→ **Requirement**:
In the material below, identify each line bearing the word "Inversión". Reproduce those lines.

→ **Data section**:

—————

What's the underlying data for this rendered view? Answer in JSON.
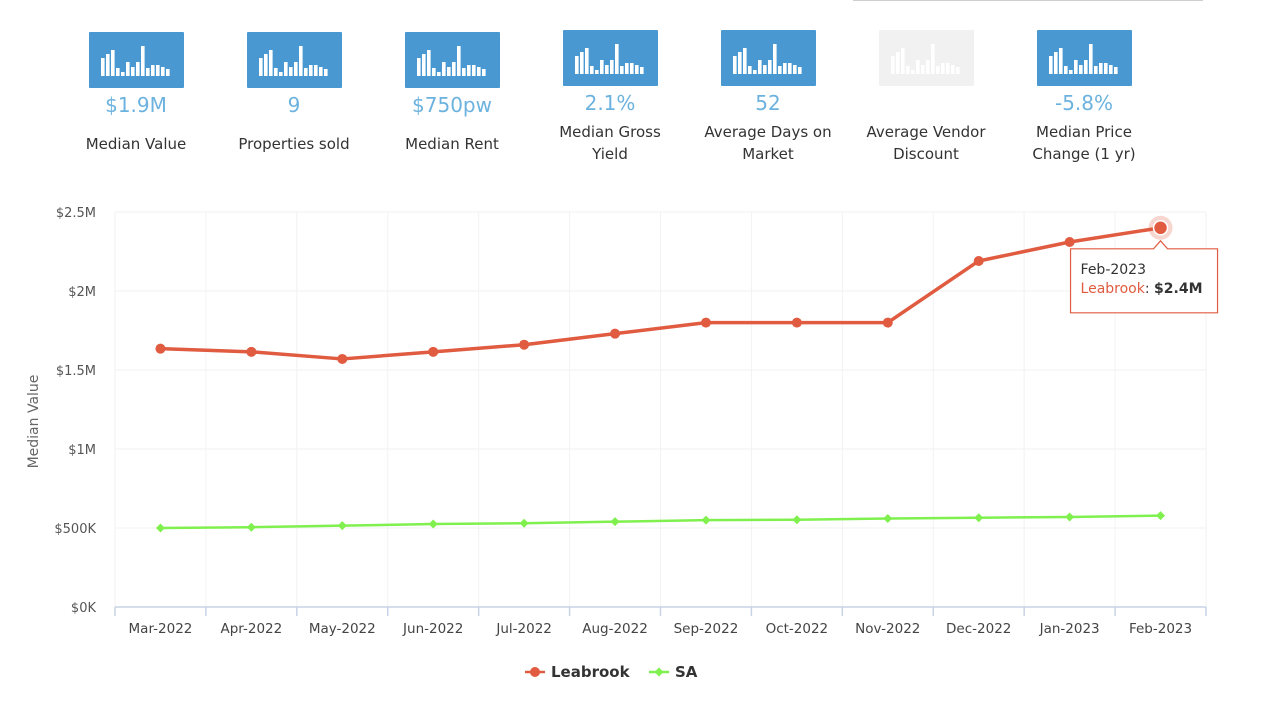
{
  "stats": [
    {
      "value": "$1.9M",
      "label": "Median Value",
      "icon": "bar-chart-icon",
      "enabled": true
    },
    {
      "value": "9",
      "label": "Properties sold",
      "icon": "bar-chart-icon",
      "enabled": true
    },
    {
      "value": "$750pw",
      "label": "Median Rent",
      "icon": "bar-chart-icon",
      "enabled": true
    },
    {
      "value": "2.1%",
      "label": "Median Gross Yield",
      "icon": "bar-chart-icon",
      "enabled": true
    },
    {
      "value": "52",
      "label": "Average Days on Market",
      "icon": "bar-chart-icon",
      "enabled": true
    },
    {
      "value": "",
      "label": "Average Vendor Discount",
      "icon": "bar-chart-icon",
      "enabled": false
    },
    {
      "value": "-5.8%",
      "label": "Median Price Change (1 yr)",
      "icon": "bar-chart-icon",
      "enabled": true
    }
  ],
  "colors": {
    "leabrook": "#e05b40",
    "sa": "#7ff04e",
    "stat_value": "#6cb2df",
    "icon_bg": "#4a98d1"
  },
  "chart_data": {
    "type": "line",
    "title": "",
    "xlabel": "",
    "ylabel": "Median Value",
    "categories": [
      "Mar-2022",
      "Apr-2022",
      "May-2022",
      "Jun-2022",
      "Jul-2022",
      "Aug-2022",
      "Sep-2022",
      "Oct-2022",
      "Nov-2022",
      "Dec-2022",
      "Jan-2023",
      "Feb-2023"
    ],
    "ylim": [
      0,
      2500000
    ],
    "yticks": [
      0,
      500000,
      1000000,
      1500000,
      2000000,
      2500000
    ],
    "ytick_labels": [
      "$0K",
      "$500K",
      "$1M",
      "$1.5M",
      "$2M",
      "$2.5M"
    ],
    "series": [
      {
        "name": "Leabrook",
        "color": "#e05b40",
        "marker": "circle",
        "values": [
          1635000,
          1615000,
          1570000,
          1615000,
          1660000,
          1730000,
          1800000,
          1800000,
          1800000,
          2190000,
          2310000,
          2400000
        ]
      },
      {
        "name": "SA",
        "color": "#7ff04e",
        "marker": "diamond",
        "values": [
          500000,
          505000,
          515000,
          525000,
          530000,
          540000,
          550000,
          552000,
          560000,
          565000,
          570000,
          578000
        ]
      }
    ],
    "legend": {
      "position": "bottom-center",
      "entries": [
        "Leabrook",
        "SA"
      ]
    },
    "tooltip": {
      "category": "Feb-2023",
      "series": "Leabrook",
      "value_label": "$2.4M"
    },
    "grid": true
  }
}
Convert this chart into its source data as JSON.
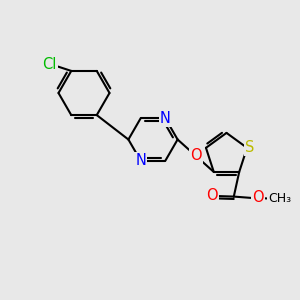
{
  "background_color": "#e8e8e8",
  "atom_colors": {
    "C": "#000000",
    "N": "#0000ff",
    "O": "#ff0000",
    "S": "#bbbb00",
    "Cl": "#00bb00"
  },
  "bond_color": "#000000",
  "bond_width": 1.5,
  "font_size_atoms": 10.5,
  "font_size_methyl": 9.5
}
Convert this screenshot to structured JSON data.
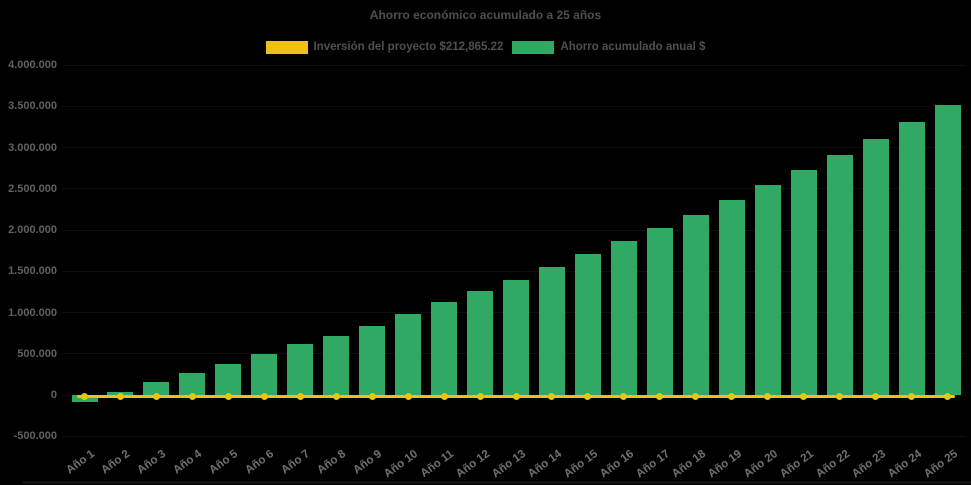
{
  "title": "Ahorro económico acumulado a 25 años",
  "colors": {
    "background": "#000000",
    "bar_green": "#2fa963",
    "line_yellow": "#edc213",
    "title_text": "#4f4f4f",
    "y_axis_text": "#616161",
    "x_axis_text": "#717171",
    "gridline": "#0e0e0e"
  },
  "legend": {
    "items": [
      {
        "label": "Inversión del proyecto $212,865.22",
        "color": "#edc213",
        "series_type": "line"
      },
      {
        "label": "Ahorro acumulado anual $",
        "color": "#2fa963",
        "series_type": "bar"
      }
    ]
  },
  "y_axis": {
    "tick_labels": [
      "4.000.000",
      "3.500.000",
      "3.000.000",
      "2.500.000",
      "2.000.000",
      "1.500.000",
      "1.000.000",
      "500.000",
      "0",
      "-500.000"
    ],
    "tick_values": [
      4000000,
      3500000,
      3000000,
      2500000,
      2000000,
      1500000,
      1000000,
      500000,
      0,
      -500000
    ]
  },
  "chart_data": {
    "type": "bar",
    "title": "Ahorro económico acumulado a 25 años",
    "categories": [
      "Año 1",
      "Año 2",
      "Año 3",
      "Año 4",
      "Año 5",
      "Año 6",
      "Año 7",
      "Año 8",
      "Año 9",
      "Año 10",
      "Año 11",
      "Año 12",
      "Año 13",
      "Año 14",
      "Año 15",
      "Año 16",
      "Año 17",
      "Año 18",
      "Año 19",
      "Año 20",
      "Año 21",
      "Año 22",
      "Año 23",
      "Año 24",
      "Año 25"
    ],
    "series": [
      {
        "name": "Ahorro acumulado anual $",
        "type": "bar",
        "color": "#2fa963",
        "values": [
          -80000,
          42000,
          157000,
          266000,
          379000,
          492000,
          613000,
          718000,
          839000,
          984000,
          1126000,
          1263000,
          1396000,
          1550000,
          1715000,
          1868000,
          2027000,
          2186000,
          2368000,
          2542000,
          2728000,
          2905000,
          3099000,
          3308000,
          3511000
        ]
      },
      {
        "name": "Inversión del proyecto $212,865.22",
        "type": "line",
        "color": "#edc213",
        "marker": "circle",
        "constant_plotted_value": 0,
        "investment_amount_label": "$212,865.22"
      }
    ],
    "ylim": [
      -500000,
      4000000
    ],
    "grid": true,
    "legend_position": "top",
    "x_tick_rotation_deg": -36
  }
}
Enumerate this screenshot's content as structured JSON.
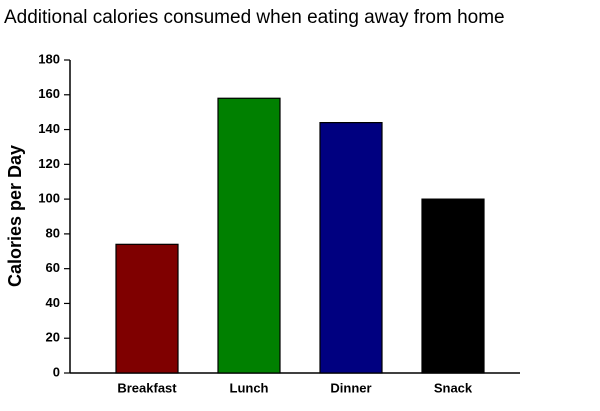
{
  "chart_data": {
    "type": "bar",
    "title": "Additional calories consumed when eating away from home",
    "y_label": "Calories per Day",
    "categories": [
      "Breakfast",
      "Lunch",
      "Dinner",
      "Snack"
    ],
    "values": [
      74,
      158,
      144,
      100
    ],
    "colors": [
      "#7f0000",
      "#008000",
      "#000080",
      "#000000"
    ],
    "ylim": [
      0,
      180
    ],
    "yticks": [
      0,
      20,
      40,
      60,
      80,
      100,
      120,
      140,
      160,
      180
    ],
    "grid": false
  }
}
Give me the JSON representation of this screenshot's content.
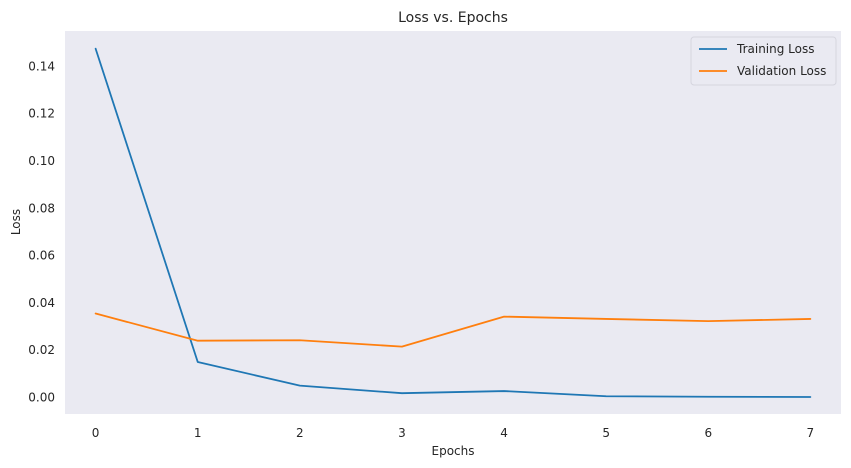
{
  "chart_data": {
    "type": "line",
    "title": "Loss vs. Epochs",
    "xlabel": "Epochs",
    "ylabel": "Loss",
    "x": [
      0,
      1,
      2,
      3,
      4,
      5,
      6,
      7
    ],
    "xlim": [
      -0.3,
      7.3
    ],
    "ylim": [
      -0.007,
      0.155
    ],
    "xticks": [
      0,
      1,
      2,
      3,
      4,
      5,
      6,
      7
    ],
    "xtick_labels": [
      "0",
      "1",
      "2",
      "3",
      "4",
      "5",
      "6",
      "7"
    ],
    "yticks": [
      0.0,
      0.02,
      0.04,
      0.06,
      0.08,
      0.1,
      0.12,
      0.14
    ],
    "ytick_labels": [
      "0.00",
      "0.02",
      "0.04",
      "0.06",
      "0.08",
      "0.10",
      "0.12",
      "0.14"
    ],
    "grid": false,
    "legend_position": "top-right",
    "background_color": "#eaeaf2",
    "series": [
      {
        "name": "Training Loss",
        "color": "#1f77b4",
        "values": [
          0.1475,
          0.015,
          0.005,
          0.0018,
          0.0027,
          0.0005,
          0.0003,
          0.0002
        ]
      },
      {
        "name": "Validation Loss",
        "color": "#ff7f0e",
        "values": [
          0.0355,
          0.024,
          0.0242,
          0.0215,
          0.0342,
          0.0332,
          0.0323,
          0.0332
        ]
      }
    ]
  }
}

—————

→ **Task answer**:
        "label": "Inversión del proyecto $212,865.22",
        "name": "Inversión del proyecto $212,865.22",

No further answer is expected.